_WHAT IS NEEDED_
Starting at the line with "What does this", return every line through the final one of the data, word for word. Pictures stay out.

_EXCERPTED DATA_
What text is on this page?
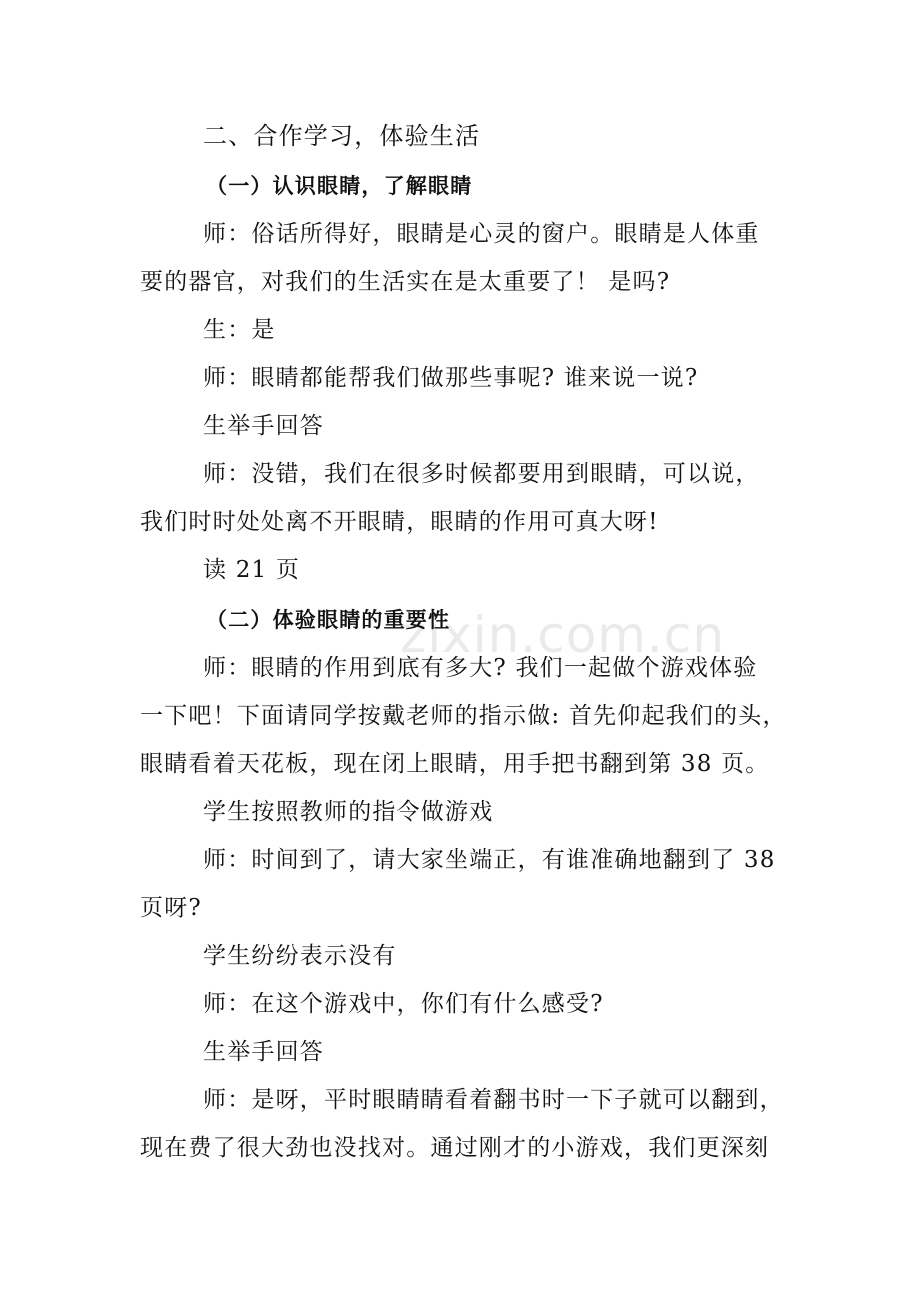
zixin.com.cn
二、合作学习，体验生活
（一）认识眼睛，了解眼睛
师：俗话所得好，眼睛是心灵的窗户。眼睛是人体重
要的器官，对我们的生活实在是太重要了！ 是吗?
生：是
师：眼睛都能帮我们做那些事呢? 谁来说一说?
生举手回答
师：没错，我们在很多时候都要用到眼睛，可以说，
我们时时处处离不开眼睛，眼睛的作用可真大呀!
读 21 页
（二）体验眼睛的重要性
师：眼睛的作用到底有多大? 我们一起做个游戏体验
一下吧！下面请同学按戴老师的指示做: 首先仰起我们的头，
眼睛看着天花板，现在闭上眼睛，用手把书翻到第 38 页。
学生按照教师的指令做游戏
师：时间到了，请大家坐端正，有谁准确地翻到了 38
页呀?
学生纷纷表示没有
师：在这个游戏中，你们有什么感受?
生举手回答
师：是呀，平时眼睛睛看着翻书时一下子就可以翻到，
现在费了很大劲也没找对。通过刚才的小游戏，我们更深刻
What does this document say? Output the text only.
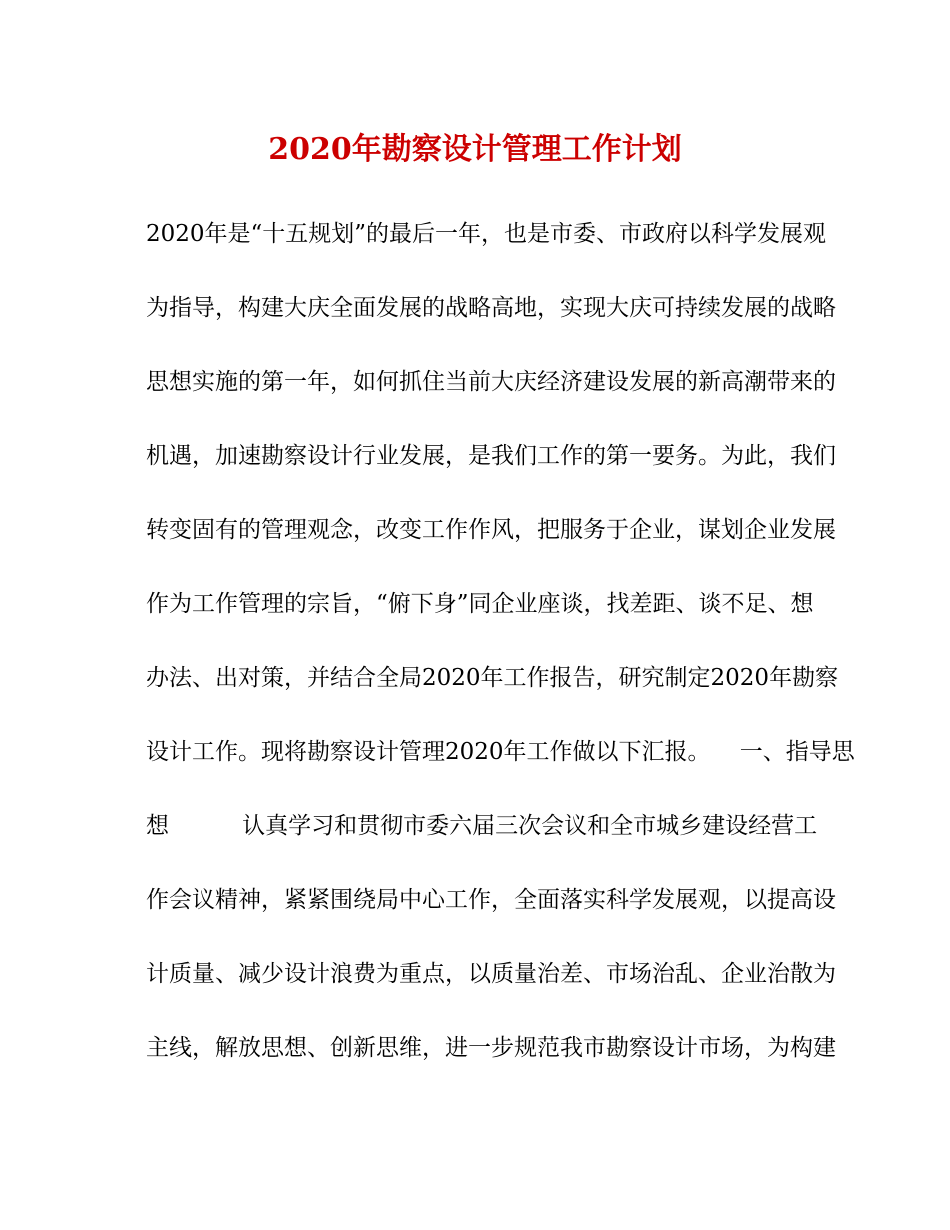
2020年勘察设计管理工作计划
2020年是“十五规划”的最后一年，也是市委、市政府以科学发展观
为指导，构建大庆全面发展的战略高地，实现大庆可持续发展的战略
思想实施的第一年，如何抓住当前大庆经济建设发展的新高潮带来的
机遇，加速勘察设计行业发展，是我们工作的第一要务。为此，我们
转变固有的管理观念，改变工作作风，把服务于企业，谋划企业发展
作为工作管理的宗旨，“俯下身”同企业座谈，找差距、谈不足、想
办法、出对策，并结合全局2020年工作报告，研究制定2020年勘察
设计工作。现将勘察设计管理2020年工作做以下汇报。    一、指导思
想          认真学习和贯彻市委六届三次会议和全市城乡建设经营工
作会议精神，紧紧围绕局中心工作，全面落实科学发展观，以提高设
计质量、减少设计浪费为重点，以质量治差、市场治乱、企业治散为
主线，解放思想、创新思维，进一步规范我市勘察设计市场，为构建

_RESPONSE TO THE TASK_
What does this document say? Output the text only.
2020年勘察设计管理工作计划
2020年是“十五规划”的最后一年，也是市委、市政府以科学发展观
为指导，构建大庆全面发展的战略高地，实现大庆可持续发展的战略
思想实施的第一年，如何抓住当前大庆经济建设发展的新高潮带来的
机遇，加速勘察设计行业发展，是我们工作的第一要务。为此，我们
转变固有的管理观念，改变工作作风，把服务于企业，谋划企业发展
作为工作管理的宗旨，“俯下身”同企业座谈，找差距、谈不足、想
办法、出对策，并结合全局2020年工作报告，研究制定2020年勘察
设计工作。现将勘察设计管理2020年工作做以下汇报。    一、指导思
想          认真学习和贯彻市委六届三次会议和全市城乡建设经营工
作会议精神，紧紧围绕局中心工作，全面落实科学发展观，以提高设
计质量、减少设计浪费为重点，以质量治差、市场治乱、企业治散为
主线，解放思想、创新思维，进一步规范我市勘察设计市场，为构建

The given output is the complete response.